**What to produce:** Go over the entries below line by line, copying each one that contains the word "أحمر".

(Source data)
== == ==

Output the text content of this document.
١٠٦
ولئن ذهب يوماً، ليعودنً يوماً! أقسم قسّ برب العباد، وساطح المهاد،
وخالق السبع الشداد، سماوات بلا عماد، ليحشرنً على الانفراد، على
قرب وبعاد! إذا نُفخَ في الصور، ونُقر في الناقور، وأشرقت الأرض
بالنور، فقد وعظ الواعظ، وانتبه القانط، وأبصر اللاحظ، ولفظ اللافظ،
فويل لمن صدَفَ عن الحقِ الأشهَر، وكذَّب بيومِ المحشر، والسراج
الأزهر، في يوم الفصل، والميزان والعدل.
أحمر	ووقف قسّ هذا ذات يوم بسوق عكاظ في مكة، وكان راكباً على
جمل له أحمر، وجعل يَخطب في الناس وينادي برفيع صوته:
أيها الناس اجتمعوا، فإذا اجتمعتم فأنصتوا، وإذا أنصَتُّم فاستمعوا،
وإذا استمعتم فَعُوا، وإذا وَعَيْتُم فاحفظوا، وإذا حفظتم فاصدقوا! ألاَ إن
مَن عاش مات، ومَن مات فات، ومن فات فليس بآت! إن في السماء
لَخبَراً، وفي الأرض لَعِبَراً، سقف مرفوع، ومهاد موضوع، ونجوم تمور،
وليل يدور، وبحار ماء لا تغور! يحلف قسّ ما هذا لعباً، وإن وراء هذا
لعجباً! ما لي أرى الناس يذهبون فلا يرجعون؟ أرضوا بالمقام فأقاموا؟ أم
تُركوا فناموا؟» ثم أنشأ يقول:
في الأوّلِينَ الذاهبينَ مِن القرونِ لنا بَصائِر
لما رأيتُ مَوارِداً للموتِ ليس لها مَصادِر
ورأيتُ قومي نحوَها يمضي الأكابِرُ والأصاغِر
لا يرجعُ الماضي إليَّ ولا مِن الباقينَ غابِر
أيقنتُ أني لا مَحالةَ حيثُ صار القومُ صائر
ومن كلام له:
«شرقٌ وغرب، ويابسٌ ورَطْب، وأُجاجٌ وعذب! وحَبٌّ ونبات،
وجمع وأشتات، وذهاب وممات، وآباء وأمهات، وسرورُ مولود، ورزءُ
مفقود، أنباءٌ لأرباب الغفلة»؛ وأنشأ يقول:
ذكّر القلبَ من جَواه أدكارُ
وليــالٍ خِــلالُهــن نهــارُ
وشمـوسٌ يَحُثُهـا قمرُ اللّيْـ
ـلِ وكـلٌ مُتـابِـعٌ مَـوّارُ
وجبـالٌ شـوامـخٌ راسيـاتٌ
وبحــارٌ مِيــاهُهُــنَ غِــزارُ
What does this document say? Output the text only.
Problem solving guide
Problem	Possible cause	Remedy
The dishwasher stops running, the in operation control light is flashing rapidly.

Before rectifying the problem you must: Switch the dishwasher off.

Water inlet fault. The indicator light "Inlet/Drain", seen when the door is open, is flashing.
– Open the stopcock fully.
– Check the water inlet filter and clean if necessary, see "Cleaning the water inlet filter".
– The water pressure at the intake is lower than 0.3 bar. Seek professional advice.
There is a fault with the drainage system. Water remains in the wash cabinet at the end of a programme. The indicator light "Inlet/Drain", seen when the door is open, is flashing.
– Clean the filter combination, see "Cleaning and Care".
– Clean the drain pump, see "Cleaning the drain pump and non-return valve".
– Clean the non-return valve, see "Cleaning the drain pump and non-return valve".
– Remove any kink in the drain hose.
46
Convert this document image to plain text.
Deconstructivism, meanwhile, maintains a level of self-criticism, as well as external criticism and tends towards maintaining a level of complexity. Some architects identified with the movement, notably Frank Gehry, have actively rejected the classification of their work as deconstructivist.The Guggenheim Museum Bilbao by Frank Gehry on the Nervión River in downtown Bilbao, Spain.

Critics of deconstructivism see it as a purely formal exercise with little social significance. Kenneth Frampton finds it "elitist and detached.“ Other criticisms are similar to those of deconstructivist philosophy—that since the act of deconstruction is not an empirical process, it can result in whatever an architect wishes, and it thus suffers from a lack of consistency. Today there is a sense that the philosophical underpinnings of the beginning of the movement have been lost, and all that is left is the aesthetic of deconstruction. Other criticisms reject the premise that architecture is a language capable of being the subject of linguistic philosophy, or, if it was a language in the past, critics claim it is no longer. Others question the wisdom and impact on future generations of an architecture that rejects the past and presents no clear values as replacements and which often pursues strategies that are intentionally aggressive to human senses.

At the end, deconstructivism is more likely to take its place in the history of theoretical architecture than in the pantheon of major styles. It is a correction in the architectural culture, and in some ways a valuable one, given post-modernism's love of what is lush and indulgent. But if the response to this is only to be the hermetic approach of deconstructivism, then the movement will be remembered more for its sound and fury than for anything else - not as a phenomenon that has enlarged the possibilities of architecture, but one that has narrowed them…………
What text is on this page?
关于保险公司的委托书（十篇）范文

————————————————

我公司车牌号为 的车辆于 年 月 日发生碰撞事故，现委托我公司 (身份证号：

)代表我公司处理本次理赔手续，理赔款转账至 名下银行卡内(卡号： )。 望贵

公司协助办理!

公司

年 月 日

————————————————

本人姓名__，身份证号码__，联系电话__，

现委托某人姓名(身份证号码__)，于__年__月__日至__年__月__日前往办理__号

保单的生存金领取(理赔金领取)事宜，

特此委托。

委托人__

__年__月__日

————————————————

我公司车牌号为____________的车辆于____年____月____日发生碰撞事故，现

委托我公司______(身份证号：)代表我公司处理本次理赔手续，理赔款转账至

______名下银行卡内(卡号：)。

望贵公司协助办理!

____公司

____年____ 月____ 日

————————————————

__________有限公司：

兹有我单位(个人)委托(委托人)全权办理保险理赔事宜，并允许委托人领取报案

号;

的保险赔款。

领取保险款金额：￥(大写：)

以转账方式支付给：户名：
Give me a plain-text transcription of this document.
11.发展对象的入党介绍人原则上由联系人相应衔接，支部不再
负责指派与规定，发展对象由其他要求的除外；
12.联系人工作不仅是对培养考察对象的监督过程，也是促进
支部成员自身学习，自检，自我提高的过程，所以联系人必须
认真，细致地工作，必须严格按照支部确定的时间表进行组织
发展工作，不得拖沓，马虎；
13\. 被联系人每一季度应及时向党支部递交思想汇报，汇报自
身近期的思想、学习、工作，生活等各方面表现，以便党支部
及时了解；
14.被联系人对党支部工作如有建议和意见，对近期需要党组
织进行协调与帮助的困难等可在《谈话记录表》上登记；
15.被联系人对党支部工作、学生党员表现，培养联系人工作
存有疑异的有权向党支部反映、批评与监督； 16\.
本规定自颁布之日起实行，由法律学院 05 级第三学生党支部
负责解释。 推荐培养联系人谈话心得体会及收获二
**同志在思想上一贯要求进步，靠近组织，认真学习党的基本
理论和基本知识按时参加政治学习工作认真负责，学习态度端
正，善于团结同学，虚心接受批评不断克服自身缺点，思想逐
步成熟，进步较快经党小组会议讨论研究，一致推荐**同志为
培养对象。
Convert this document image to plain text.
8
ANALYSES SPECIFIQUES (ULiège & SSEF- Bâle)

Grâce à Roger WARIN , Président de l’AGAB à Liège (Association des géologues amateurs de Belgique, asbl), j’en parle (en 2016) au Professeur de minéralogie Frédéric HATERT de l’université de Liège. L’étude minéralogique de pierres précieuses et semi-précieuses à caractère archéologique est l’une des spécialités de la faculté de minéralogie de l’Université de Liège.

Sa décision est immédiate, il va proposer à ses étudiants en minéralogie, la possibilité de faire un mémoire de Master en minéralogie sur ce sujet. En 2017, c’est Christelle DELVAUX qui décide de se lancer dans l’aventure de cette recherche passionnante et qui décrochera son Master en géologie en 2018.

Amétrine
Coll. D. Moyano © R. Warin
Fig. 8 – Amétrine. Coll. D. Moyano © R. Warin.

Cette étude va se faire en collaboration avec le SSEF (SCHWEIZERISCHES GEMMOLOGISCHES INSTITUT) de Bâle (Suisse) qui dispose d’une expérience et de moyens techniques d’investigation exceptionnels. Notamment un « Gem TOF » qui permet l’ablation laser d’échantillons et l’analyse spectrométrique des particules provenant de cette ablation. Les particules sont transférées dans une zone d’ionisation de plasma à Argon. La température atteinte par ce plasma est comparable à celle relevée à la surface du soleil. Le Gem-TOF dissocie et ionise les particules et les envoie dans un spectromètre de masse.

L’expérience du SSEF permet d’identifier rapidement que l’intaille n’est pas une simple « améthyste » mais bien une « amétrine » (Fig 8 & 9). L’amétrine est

== == ==

**The response:**
أحمر	ووقف قسّ هذا ذات يوم بسوق عكاظ في مكة، وكان راكباً على
جمل له أحمر، وجعل يَخطب في الناس وينادي برفيع صوته:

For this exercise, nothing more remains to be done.